---------- Listing

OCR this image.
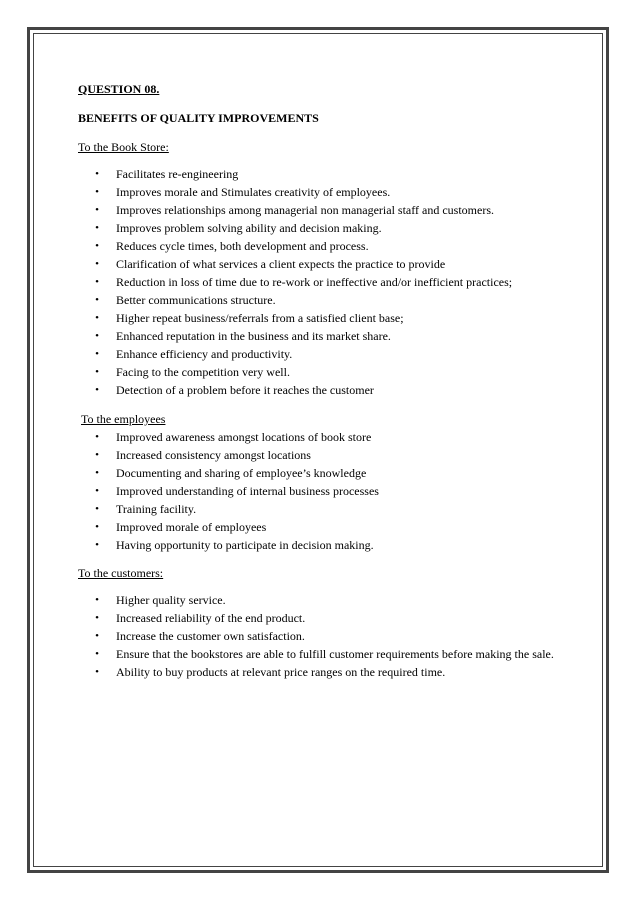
QUESTION 08.

BENEFITS OF QUALITY IMPROVEMENTS

To the Book Store:

• Facilitates re-engineering
• Improves morale and Stimulates creativity of employees.
• Improves relationships among managerial non managerial staff and customers.
• Improves problem solving ability and decision making.
• Reduces cycle times, both development and process.
• Clarification of what services a client expects the practice to provide
• Reduction in loss of time due to re-work or ineffective and/or inefficient practices;
• Better communications structure.
• Higher repeat business/referrals from a satisfied client base;
• Enhanced reputation in the business and its market share.
• Enhance efficiency and productivity.
• Facing to the competition very well.
• Detection of a problem before it reaches the customer

To the employees

• Improved awareness amongst locations of book store
• Increased consistency amongst locations
• Documenting and sharing of employee’s knowledge
• Improved understanding of internal business processes
• Training facility.
• Improved morale of employees
• Having opportunity to participate in decision making.

To the customers:

• Higher quality service.
• Increased reliability of the end product.
• Increase the customer own satisfaction.
• Ensure that the bookstores are able to fulfill customer requirements before making the sale.
• Ability to buy products at relevant price ranges on the required time.
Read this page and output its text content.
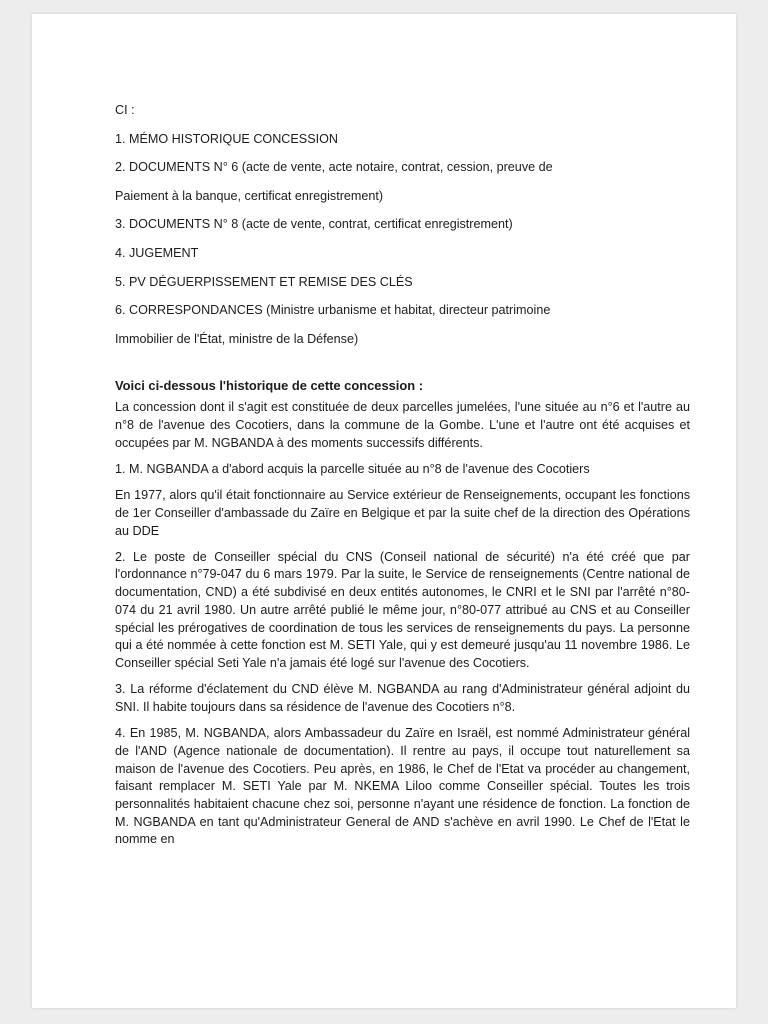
CI :

1. MÉMO HISTORIQUE CONCESSION

2. DOCUMENTS N° 6 (acte de vente, acte notaire, contrat, cession, preuve de

Paiement à la banque, certificat enregistrement)

3. DOCUMENTS N° 8 (acte de vente, contrat, certificat enregistrement)

4. JUGEMENT

5. PV DÉGUERPISSEMENT ET REMISE DES CLÉS

6. CORRESPONDANCES (Ministre urbanisme et habitat, directeur patrimoine

Immobilier de l'État, ministre de la Défense)

Voici ci-dessous l'historique de cette concession :

La concession dont il s'agit est constituée de deux parcelles jumelées, l'une située au n°6 et l'autre au n°8 de l'avenue des Cocotiers, dans la commune de la Gombe. L'une et l'autre ont été acquises et occupées par M. NGBANDA à des moments successifs différents.

1. M. NGBANDA a d'abord acquis la parcelle située au n°8 de l'avenue des Cocotiers

En 1977, alors qu'il était fonctionnaire au Service extérieur de Renseignements, occupant les fonctions de 1er Conseiller d'ambassade du Zaïre en Belgique et par la suite chef de la direction des Opérations au DDE

2. Le poste de Conseiller spécial du CNS (Conseil national de sécurité) n'a été créé que par l'ordonnance n°79-047 du 6 mars 1979. Par la suite, le Service de renseignements (Centre national de documentation, CND) a été subdivisé en deux entités autonomes, le CNRI et le SNI par l'arrêté n°80-074 du 21 avril 1980. Un autre arrêté publié le même jour, n°80-077 attribué au CNS et au Conseiller spécial les prérogatives de coordination de tous les services de renseignements du pays. La personne qui a été nommée à cette fonction est M. SETI Yale, qui y est demeuré jusqu'au 11 novembre 1986. Le Conseiller spécial Seti Yale n'a jamais été logé sur l'avenue des Cocotiers.

3. La réforme d'éclatement du CND élève M. NGBANDA au rang d'Administrateur général adjoint du SNI. Il habite toujours dans sa résidence de l'avenue des Cocotiers n°8.

4. En 1985, M. NGBANDA, alors Ambassadeur du Zaïre en Israël, est nommé Administrateur général de l'AND (Agence nationale de documentation). Il rentre au pays, il occupe tout naturellement sa maison de l'avenue des Cocotiers. Peu après, en 1986, le Chef de l'Etat va procéder au changement, faisant remplacer M. SETI Yale par M. NKEMA Liloo comme Conseiller spécial. Toutes les trois personnalités habitaient chacune chez soi, personne n'ayant une résidence de fonction. La fonction de M. NGBANDA en tant qu'Administrateur General de AND s'achève en avril 1990. Le Chef de l'Etat le nomme en
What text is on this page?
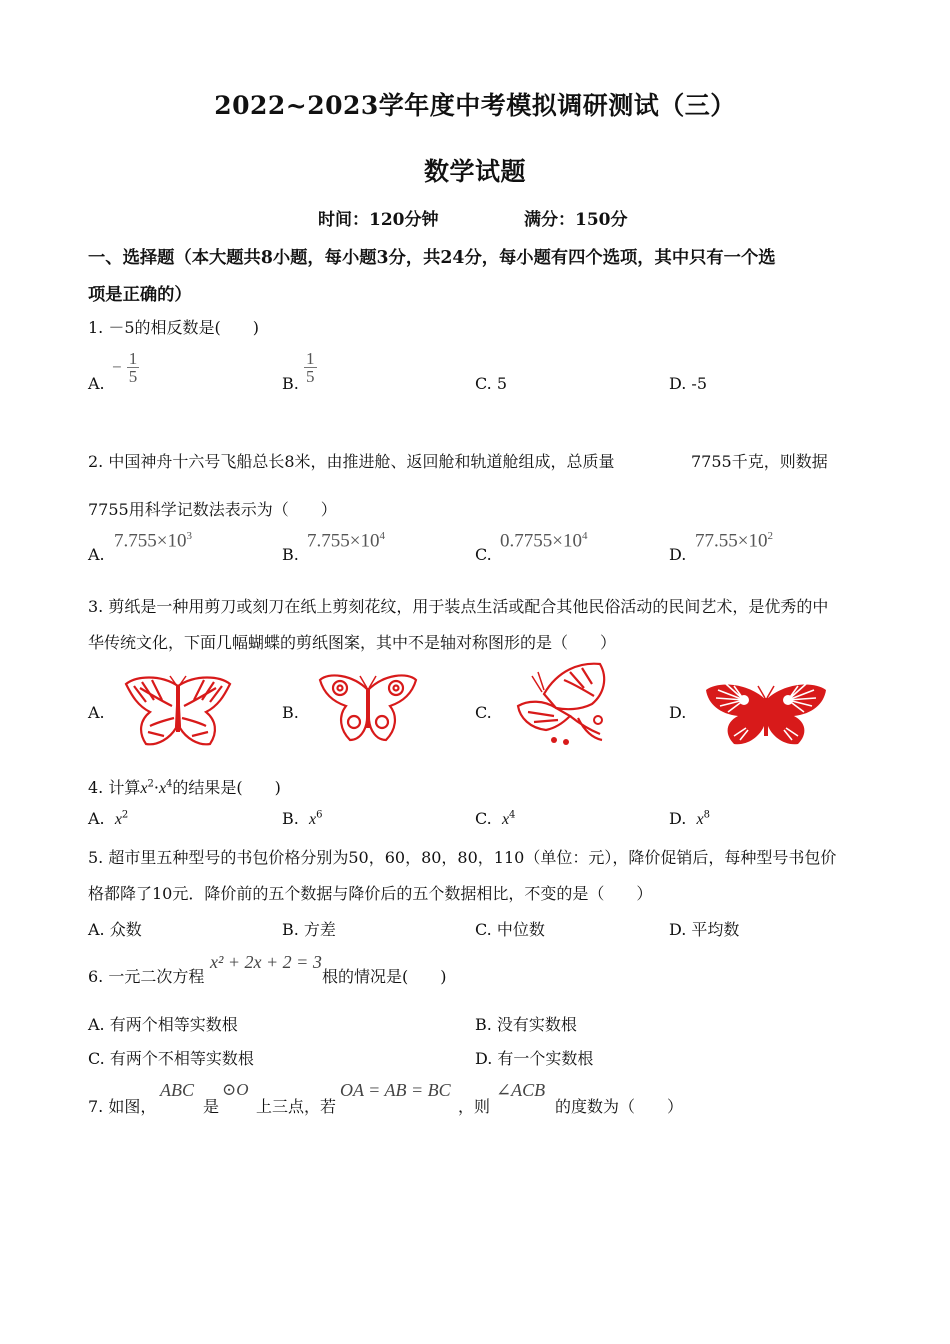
2022~2023学年度中考模拟调研测试（三）
数学试题
时间：120分钟	满分：150分
一、选择题（本大题共8小题，每小题3分，共24分，每小题有四个选项，其中只有一个选
项是正确的）
1. －5的相反数是(　　)
A.
− $\frac{1}{5}$	B. $\frac{1}{5}$	C. 5	D. -5
2. 中国神舟十六号飞船总长8米，由推进舱、返回舱和轨道舱组成，总质量	7755千克，则数据
7755用科学记数法表示为（　　）
A.
$7.755\times 10^3$
B.
$7.755\times 10^4$
C.
$0.7755\times 10^4$
D.
$77.55\times 10^2$
3. 剪纸是一种用剪刀或刻刀在纸上剪刻花纹，用于装点生活或配合其他民俗活动的民间艺术，是优秀的中
华传统文化，下面几幅蝴蝶的剪纸图案，其中不是轴对称图形的是（　　）
A.	B.	C.	D.
4. 计算$x^2\cdot x^4$的结果是(　　)
A. $x^2$	B. $x^6$	C. $x^4$	D. $x^8$
5. 超市里五种型号的书包价格分别为50，60，80，80，110（单位：元），降价促销后，每种型号书包价
格都降了10元．降价前的五个数据与降价后的五个数据相比，不变的是（　　）
A. 众数	B. 方差	C. 中位数	D. 平均数
6. 一元二次方程
x² + 2x + 2 = 3
根的情况是(　　)
A. 有两个相等实数根	B. 没有实数根
C. 有两个不相等实数根	D. 有一个实数根
7. 如图，
ABC
是
⊙O
上三点，若
OA = AB = BC
，则
∠ACB
的度数为（　　）
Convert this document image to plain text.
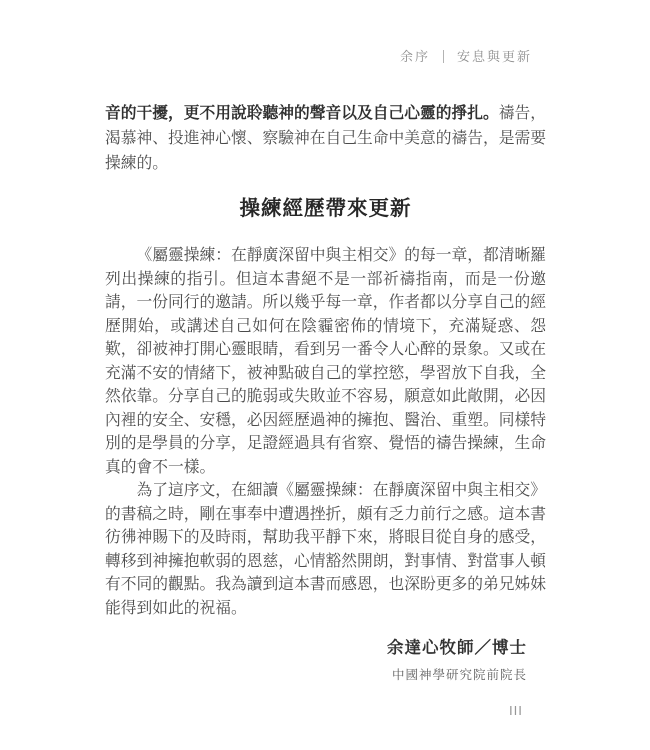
余序 安息與更新

音的干擾，更不用說聆聽神的聲音以及自己心靈的掙扎。禱告，渴慕神、投進神心懷、察驗神在自己生命中美意的禱告，是需要操練的。

操練經歷帶來更新

《屬靈操練：在靜廣深留中與主相交》的每一章，都清晰羅列出操練的指引。但這本書絕不是一部祈禱指南，而是一份邀請，一份同行的邀請。所以幾乎每一章，作者都以分享自己的經歷開始，或講述自己如何在陰霾密佈的情境下，充滿疑惑、怨歎，卻被神打開心靈眼睛，看到另一番令人心醉的景象。又或在充滿不安的情緒下，被神點破自己的掌控慾，學習放下自我，全然依靠。分享自己的脆弱或失敗並不容易，願意如此敞開，必因內裡的安全、安穩，必因經歷過神的擁抱、醫治、重塑。同樣特別的是學員的分享，足證經過具有省察、覺悟的禱告操練，生命真的會不一樣。

為了這序文，在細讀《屬靈操練：在靜廣深留中與主相交》的書稿之時，剛在事奉中遭遇挫折，頗有乏力前行之感。這本書彷彿神賜下的及時雨，幫助我平靜下來，將眼目從自身的感受，轉移到神擁抱軟弱的恩慈，心情豁然開朗，對事情、對當事人頓有不同的觀點。我為讀到這本書而感恩，也深盼更多的弟兄姊妹能得到如此的祝福。

余達心牧師／博士
中國神學研究院前院長
III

--------------------

Take the listing above and print it exactly, apart from the pictures.

* _Correct answer_
OCR this image.
QUESTION 08.

BENEFITS OF QUALITY IMPROVEMENTS

To the Book Store:

• Facilitates re-engineering
• Improves morale and Stimulates creativity of employees.
• Improves relationships among managerial non managerial staff and customers.
• Improves problem solving ability and decision making.
• Reduces cycle times, both development and process.
• Clarification of what services a client expects the practice to provide
• Reduction in loss of time due to re-work or ineffective and/or inefficient practices;
• Better communications structure.
• Higher repeat business/referrals from a satisfied client base;
• Enhanced reputation in the business and its market share.
• Enhance efficiency and productivity.
• Facing to the competition very well.
• Detection of a problem before it reaches the customer

To the employees

• Improved awareness amongst locations of book store
• Increased consistency amongst locations
• Documenting and sharing of employee’s knowledge
• Improved understanding of internal business processes
• Training facility.
• Improved morale of employees
• Having opportunity to participate in decision making.

To the customers:

• Higher quality service.
• Increased reliability of the end product.
• Increase the customer own satisfaction.
• Ensure that the bookstores are able to fulfill customer requirements before making the sale.
• Ability to buy products at relevant price ranges on the required time.
Read this page and output its text content.
CI :

1. MÉMO HISTORIQUE CONCESSION

2. DOCUMENTS N° 6 (acte de vente, acte notaire, contrat, cession, preuve de

Paiement à la banque, certificat enregistrement)

3. DOCUMENTS N° 8 (acte de vente, contrat, certificat enregistrement)

4. JUGEMENT

5. PV DÉGUERPISSEMENT ET REMISE DES CLÉS

6. CORRESPONDANCES (Ministre urbanisme et habitat, directeur patrimoine

Immobilier de l'État, ministre de la Défense)

Voici ci-dessous l'historique de cette concession :

La concession dont il s'agit est constituée de deux parcelles jumelées, l'une située au n°6 et l'autre au n°8 de l'avenue des Cocotiers, dans la commune de la Gombe. L'une et l'autre ont été acquises et occupées par M. NGBANDA à des moments successifs différents.

1. M. NGBANDA a d'abord acquis la parcelle située au n°8 de l'avenue des Cocotiers

En 1977, alors qu'il était fonctionnaire au Service extérieur de Renseignements, occupant les fonctions de 1er Conseiller d'ambassade du Zaïre en Belgique et par la suite chef de la direction des Opérations au DDE

2. Le poste de Conseiller spécial du CNS (Conseil national de sécurité) n'a été créé que par l'ordonnance n°79-047 du 6 mars 1979. Par la suite, le Service de renseignements (Centre national de documentation, CND) a été subdivisé en deux entités autonomes, le CNRI et le SNI par l'arrêté n°80-074 du 21 avril 1980. Un autre arrêté publié le même jour, n°80-077 attribué au CNS et au Conseiller spécial les prérogatives de coordination de tous les services de renseignements du pays. La personne qui a été nommée à cette fonction est M. SETI Yale, qui y est demeuré jusqu'au 11 novembre 1986. Le Conseiller spécial Seti Yale n'a jamais été logé sur l'avenue des Cocotiers.

3. La réforme d'éclatement du CND élève M. NGBANDA au rang d'Administrateur général adjoint du SNI. Il habite toujours dans sa résidence de l'avenue des Cocotiers n°8.

4. En 1985, M. NGBANDA, alors Ambassadeur du Zaïre en Israël, est nommé Administrateur général de l'AND (Agence nationale de documentation). Il rentre au pays, il occupe tout naturellement sa maison de l'avenue des Cocotiers. Peu après, en 1986, le Chef de l'Etat va procéder au changement, faisant remplacer M. SETI Yale par M. NKEMA Liloo comme Conseiller spécial. Toutes les trois personnalités habitaient chacune chez soi, personne n'ayant une résidence de fonction. La fonction de M. NGBANDA en tant qu'Administrateur General de AND s'achève en avril 1990. Le Chef de l'Etat le nomme en
What text is on this page?
2022~2023学年度中考模拟调研测试（三）
数学试题
时间：120分钟	满分：150分
一、选择题（本大题共8小题，每小题3分，共24分，每小题有四个选项，其中只有一个选
项是正确的）
1. －5的相反数是(　　)
A.
− $\frac{1}{5}$	B. $\frac{1}{5}$	C. 5	D. -5
2. 中国神舟十六号飞船总长8米，由推进舱、返回舱和轨道舱组成，总质量	7755千克，则数据
7755用科学记数法表示为（　　）
A.
$7.755\times 10^3$
B.
$7.755\times 10^4$
C.
$0.7755\times 10^4$
D.
$77.55\times 10^2$
3. 剪纸是一种用剪刀或刻刀在纸上剪刻花纹，用于装点生活或配合其他民俗活动的民间艺术，是优秀的中
华传统文化，下面几幅蝴蝶的剪纸图案，其中不是轴对称图形的是（　　）
A.	B.	C.	D.
4. 计算$x^2\cdot x^4$的结果是(　　)
A. $x^2$	B. $x^6$	C. $x^4$	D. $x^8$
5. 超市里五种型号的书包价格分别为50，60，80，80，110（单位：元），降价促销后，每种型号书包价
格都降了10元．降价前的五个数据与降价后的五个数据相比，不变的是（　　）
A. 众数	B. 方差	C. 中位数	D. 平均数
6. 一元二次方程
x² + 2x + 2 = 3
根的情况是(　　)
A. 有两个相等实数根	B. 没有实数根
C. 有两个不相等实数根	D. 有一个实数根
7. 如图，
ABC
是
⊙O
上三点，若
OA = AB = BC
，则
∠ACB
的度数为（　　）
Convert this document image to plain text.
余序 安息與更新

音的干擾，更不用說聆聽神的聲音以及自己心靈的掙扎。禱告，渴慕神、投進神心懷、察驗神在自己生命中美意的禱告，是需要操練的。

操練經歷帶來更新

《屬靈操練：在靜廣深留中與主相交》的每一章，都清晰羅列出操練的指引。但這本書絕不是一部祈禱指南，而是一份邀請，一份同行的邀請。所以幾乎每一章，作者都以分享自己的經歷開始，或講述自己如何在陰霾密佈的情境下，充滿疑惑、怨歎，卻被神打開心靈眼睛，看到另一番令人心醉的景象。又或在充滿不安的情緒下，被神點破自己的掌控慾，學習放下自我，全然依靠。分享自己的脆弱或失敗並不容易，願意如此敞開，必因內裡的安全、安穩，必因經歷過神的擁抱、醫治、重塑。同樣特別的是學員的分享，足證經過具有省察、覺悟的禱告操練，生命真的會不一樣。

為了這序文，在細讀《屬靈操練：在靜廣深留中與主相交》的書稿之時，剛在事奉中遭遇挫折，頗有乏力前行之感。這本書彷彿神賜下的及時雨，幫助我平靜下來，將眼目從自身的感受，轉移到神擁抱軟弱的恩慈，心情豁然開朗，對事情、對當事人頓有不同的觀點。我為讀到這本書而感恩，也深盼更多的弟兄姊妹能得到如此的祝福。

余達心牧師／博士
中國神學研究院前院長
III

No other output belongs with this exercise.